begin Records for processing

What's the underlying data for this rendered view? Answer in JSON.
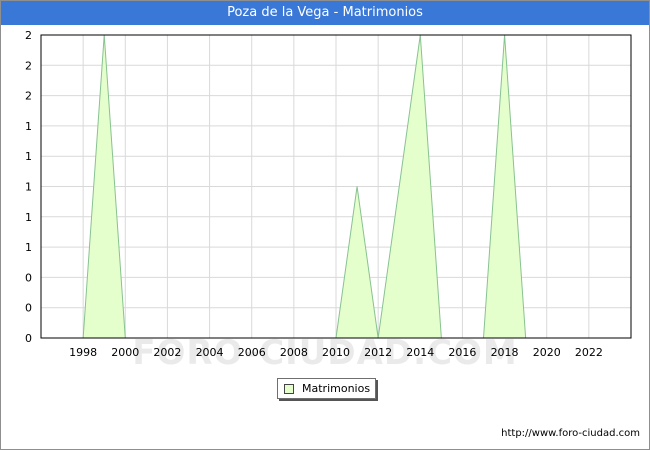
{
  "window": {
    "title": "Poza de la Vega - Matrimonios"
  },
  "watermark": "FORO-CIUDAD.COM",
  "source": "http://www.foro-ciudad.com",
  "colors": {
    "title_bar": "#3a78d8",
    "fill": "#e4ffcc",
    "line": "#88c291",
    "grid": "#d9d9d9"
  },
  "chart_data": {
    "type": "area",
    "title": "Poza de la Vega - Matrimonios",
    "xlabel": "",
    "ylabel": "",
    "x": [
      1996,
      1997,
      1998,
      1999,
      2000,
      2001,
      2002,
      2003,
      2004,
      2005,
      2006,
      2007,
      2008,
      2009,
      2010,
      2011,
      2012,
      2013,
      2014,
      2015,
      2016,
      2017,
      2018,
      2019,
      2020,
      2021,
      2022,
      2023
    ],
    "series": [
      {
        "name": "Matrimonios",
        "values": [
          null,
          null,
          0,
          2,
          0,
          null,
          null,
          null,
          null,
          null,
          null,
          null,
          null,
          null,
          0,
          1,
          0,
          1,
          2,
          0,
          null,
          0,
          2,
          0,
          null,
          null,
          null,
          null
        ]
      }
    ],
    "xlim": [
      1996,
      2024
    ],
    "ylim": [
      0,
      2
    ],
    "x_ticks": [
      "1998",
      "2000",
      "2002",
      "2004",
      "2006",
      "2008",
      "2010",
      "2012",
      "2014",
      "2016",
      "2018",
      "2020",
      "2022"
    ],
    "y_tick_labels": [
      "0",
      "0",
      "0",
      "1",
      "1",
      "1",
      "1",
      "1",
      "2",
      "2",
      "2"
    ],
    "grid": true,
    "legend": {
      "position": "bottom-center",
      "entries": [
        "Matrimonios"
      ]
    }
  }
}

end Records for processing

* **Prompt**: Leave out the pictures and transcribe the entries above exactly.

* **Written response**:
What's the underlying data for this rendered view? Answer in JSON.
{
  "window": {
    "title": "Poza de la Vega - Matrimonios"
  },
  "watermark": "FORO-CIUDAD.COM",
  "source": "http://www.foro-ciudad.com",
  "colors": {
    "title_bar": "#3a78d8",
    "fill": "#e4ffcc",
    "line": "#88c291",
    "grid": "#d9d9d9"
  },
  "chart_data": {
    "type": "area",
    "title": "Poza de la Vega - Matrimonios",
    "xlabel": "",
    "ylabel": "",
    "x": [
      1996,
      1997,
      1998,
      1999,
      2000,
      2001,
      2002,
      2003,
      2004,
      2005,
      2006,
      2007,
      2008,
      2009,
      2010,
      2011,
      2012,
      2013,
      2014,
      2015,
      2016,
      2017,
      2018,
      2019,
      2020,
      2021,
      2022,
      2023
    ],
    "series": [
      {
        "name": "Matrimonios",
        "values": [
          null,
          null,
          0,
          2,
          0,
          null,
          null,
          null,
          null,
          null,
          null,
          null,
          null,
          null,
          0,
          1,
          0,
          1,
          2,
          0,
          null,
          0,
          2,
          0,
          null,
          null,
          null,
          null
        ]
      }
    ],
    "xlim": [
      1996,
      2024
    ],
    "ylim": [
      0,
      2
    ],
    "x_ticks": [
      "1998",
      "2000",
      "2002",
      "2004",
      "2006",
      "2008",
      "2010",
      "2012",
      "2014",
      "2016",
      "2018",
      "2020",
      "2022"
    ],
    "y_tick_labels": [
      "0",
      "0",
      "0",
      "1",
      "1",
      "1",
      "1",
      "1",
      "2",
      "2",
      "2"
    ],
    "grid": true,
    "legend": {
      "position": "bottom-center",
      "entries": [
        "Matrimonios"
      ]
    }
  }
}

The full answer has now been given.